**PAGE EXTRACT:**
#####

This past weekend I rode a in three-day, 300 mile charity ride to raise money for the Make A Wish foundation. Thanks to Nick Z for the generous support.

There were 700 riders. As far as I could tell, my '77 Richard Sachs was the oldest bike there. I saw no more than a handful of steel bikes, almost none with fork crowns. There was an early 80's Colnago, and a mid to late 80's Diamant. Even those people who looked twice at my bike, and recognized a fine steel frame, were not familiar with Richard Sachs. "Isn't he the guy who invented the Sachs derailleurs?"

I did not see anyone else with a spare tubular tire attached to the underside of their saddle. For the record, I had one there, and another in my jersey pocket. I was tempted to wear the extra in a figure 8 over my shoulders, but that seemed too ostentatious. I have generally been lucky with sew-ups, and got no flats.

#####

**PROVIDED MATERIAL:**
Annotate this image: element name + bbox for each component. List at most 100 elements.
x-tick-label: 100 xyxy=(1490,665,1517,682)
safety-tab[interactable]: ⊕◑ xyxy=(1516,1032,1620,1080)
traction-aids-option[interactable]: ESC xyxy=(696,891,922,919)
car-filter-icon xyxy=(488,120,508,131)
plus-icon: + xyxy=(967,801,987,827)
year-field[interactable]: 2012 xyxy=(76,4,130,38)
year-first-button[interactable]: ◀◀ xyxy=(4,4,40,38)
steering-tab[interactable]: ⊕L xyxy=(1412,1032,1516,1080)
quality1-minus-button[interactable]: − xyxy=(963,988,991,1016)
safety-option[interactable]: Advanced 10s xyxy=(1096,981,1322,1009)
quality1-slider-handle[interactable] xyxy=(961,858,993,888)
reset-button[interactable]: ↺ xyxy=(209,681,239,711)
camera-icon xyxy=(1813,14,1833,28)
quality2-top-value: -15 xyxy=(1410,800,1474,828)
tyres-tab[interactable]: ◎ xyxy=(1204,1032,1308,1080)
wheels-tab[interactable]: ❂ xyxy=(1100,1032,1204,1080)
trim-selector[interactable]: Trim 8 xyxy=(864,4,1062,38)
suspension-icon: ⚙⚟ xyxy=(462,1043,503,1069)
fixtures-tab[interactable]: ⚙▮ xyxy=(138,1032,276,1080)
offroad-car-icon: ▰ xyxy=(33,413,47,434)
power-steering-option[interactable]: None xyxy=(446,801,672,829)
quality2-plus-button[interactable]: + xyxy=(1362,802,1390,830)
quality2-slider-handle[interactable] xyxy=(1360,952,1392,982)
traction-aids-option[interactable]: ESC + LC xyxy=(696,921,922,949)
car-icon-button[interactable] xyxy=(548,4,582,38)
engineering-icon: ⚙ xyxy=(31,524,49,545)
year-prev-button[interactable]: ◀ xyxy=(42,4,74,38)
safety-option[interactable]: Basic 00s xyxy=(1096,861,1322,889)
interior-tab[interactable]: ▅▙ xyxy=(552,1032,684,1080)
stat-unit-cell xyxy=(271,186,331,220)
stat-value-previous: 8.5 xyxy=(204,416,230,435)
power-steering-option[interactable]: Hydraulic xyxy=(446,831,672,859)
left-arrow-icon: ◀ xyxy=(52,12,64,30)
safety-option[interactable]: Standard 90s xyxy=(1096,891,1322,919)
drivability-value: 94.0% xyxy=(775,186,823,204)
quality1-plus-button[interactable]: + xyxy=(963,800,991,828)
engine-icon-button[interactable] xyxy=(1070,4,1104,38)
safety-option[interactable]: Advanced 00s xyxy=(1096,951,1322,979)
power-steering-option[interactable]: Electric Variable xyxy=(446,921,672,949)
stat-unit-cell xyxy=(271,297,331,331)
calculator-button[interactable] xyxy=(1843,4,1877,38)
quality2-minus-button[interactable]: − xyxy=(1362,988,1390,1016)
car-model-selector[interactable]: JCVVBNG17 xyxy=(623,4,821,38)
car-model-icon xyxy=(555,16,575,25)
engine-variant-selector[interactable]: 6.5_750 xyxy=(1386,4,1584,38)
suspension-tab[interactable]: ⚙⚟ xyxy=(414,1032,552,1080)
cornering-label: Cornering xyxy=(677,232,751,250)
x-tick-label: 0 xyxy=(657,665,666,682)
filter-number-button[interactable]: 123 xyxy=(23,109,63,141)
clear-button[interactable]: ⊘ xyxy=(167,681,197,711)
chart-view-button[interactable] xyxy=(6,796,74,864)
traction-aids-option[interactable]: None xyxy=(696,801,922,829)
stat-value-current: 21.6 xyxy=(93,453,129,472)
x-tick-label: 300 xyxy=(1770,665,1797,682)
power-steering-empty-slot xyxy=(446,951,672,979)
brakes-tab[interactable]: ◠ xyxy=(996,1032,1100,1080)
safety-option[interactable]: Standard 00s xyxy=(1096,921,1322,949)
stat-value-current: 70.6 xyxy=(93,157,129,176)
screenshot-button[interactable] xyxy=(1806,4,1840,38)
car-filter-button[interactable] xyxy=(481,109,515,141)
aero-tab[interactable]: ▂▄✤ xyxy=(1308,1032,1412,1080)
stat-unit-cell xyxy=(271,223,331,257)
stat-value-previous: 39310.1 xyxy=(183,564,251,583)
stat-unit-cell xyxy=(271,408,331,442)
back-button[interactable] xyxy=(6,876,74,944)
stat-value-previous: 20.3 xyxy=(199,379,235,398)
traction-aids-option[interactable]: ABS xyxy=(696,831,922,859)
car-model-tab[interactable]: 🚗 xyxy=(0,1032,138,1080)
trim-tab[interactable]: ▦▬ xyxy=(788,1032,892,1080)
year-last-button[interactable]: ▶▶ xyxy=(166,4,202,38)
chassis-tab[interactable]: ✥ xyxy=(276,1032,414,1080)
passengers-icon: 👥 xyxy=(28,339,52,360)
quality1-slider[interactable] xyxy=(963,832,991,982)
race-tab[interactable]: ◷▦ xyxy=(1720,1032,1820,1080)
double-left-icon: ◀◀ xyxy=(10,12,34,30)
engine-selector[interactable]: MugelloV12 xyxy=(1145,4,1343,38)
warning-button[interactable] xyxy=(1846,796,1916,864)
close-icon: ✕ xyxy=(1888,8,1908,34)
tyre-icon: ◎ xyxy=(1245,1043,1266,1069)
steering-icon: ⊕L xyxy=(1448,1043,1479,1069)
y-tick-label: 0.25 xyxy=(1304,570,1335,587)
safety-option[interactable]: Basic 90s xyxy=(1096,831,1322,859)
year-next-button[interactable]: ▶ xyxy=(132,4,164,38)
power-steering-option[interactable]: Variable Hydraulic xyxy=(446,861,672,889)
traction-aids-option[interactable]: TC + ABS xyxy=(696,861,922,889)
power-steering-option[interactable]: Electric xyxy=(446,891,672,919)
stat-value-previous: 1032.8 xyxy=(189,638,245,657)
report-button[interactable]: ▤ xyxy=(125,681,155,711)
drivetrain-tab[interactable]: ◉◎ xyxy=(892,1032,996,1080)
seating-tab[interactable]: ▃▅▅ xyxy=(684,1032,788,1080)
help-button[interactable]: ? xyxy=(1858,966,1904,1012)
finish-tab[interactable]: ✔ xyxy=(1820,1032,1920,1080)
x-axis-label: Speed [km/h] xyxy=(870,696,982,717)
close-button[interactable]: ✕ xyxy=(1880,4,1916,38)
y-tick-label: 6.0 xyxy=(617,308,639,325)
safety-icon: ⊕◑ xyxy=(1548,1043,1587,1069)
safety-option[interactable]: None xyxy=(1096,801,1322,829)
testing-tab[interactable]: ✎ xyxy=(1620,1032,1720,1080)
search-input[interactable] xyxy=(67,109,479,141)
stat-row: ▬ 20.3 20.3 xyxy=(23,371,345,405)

#####

**COMPLETE THE FOLLOWING:**
**1.** According to the charity ride account, how many riders took part in the ride?
**2.** Using the charity ride account, explain why the writer decided against wearing the extra tubular tire in a figure 8 over the shoulders.
**3.** Carry the charity ride account forward from its last sentence.
The records stand apart from the charity ride account and are separate material.

**ANSWER LIST:**
**1.** There were 700 riders.

**2.** The writer was tempted to wear the extra tire that way but held back because it seemed too ostentatious. The writer already carried one spare under the saddle and another in a jersey pocket.

**3.**
I rode with people who were generally faster than me, staying in the pack, taking a turn up front, and hoping not to embarass myself. Everyone was nice, so I couldn't have been too slow. At one point as I shifted, I said alound that I thought I could use one more gear. The guy next to me asked whether I had 8 or 9 back there. He was deeply surprised when I answered 5. The first day was hilly, and there were headwinds the second day, but the Sachs was a terrific ride, and my Brooks Pro was extremely comfortable. The Campy hubs rolled as well as anything out there. Although the recommended equipment list suggested low gears, and possibly a triple, I did it with the traditional 42/52 and 14-24. And toeclips and sneakers.

I did get a few "wow you did really well for someone with such an old bike" remarks. And "think how much faster you'd be on a new bike." The other thing I heard was, "gee, your bike is really quiet."

It was striking how far out of the mainstream we have become with our old bikes. I wondered too, how much easier it would have been on a bike that was 5 pound lighter. Still, I wouldn't trade any of my old bikes, with their elegance and beauty for a newer one.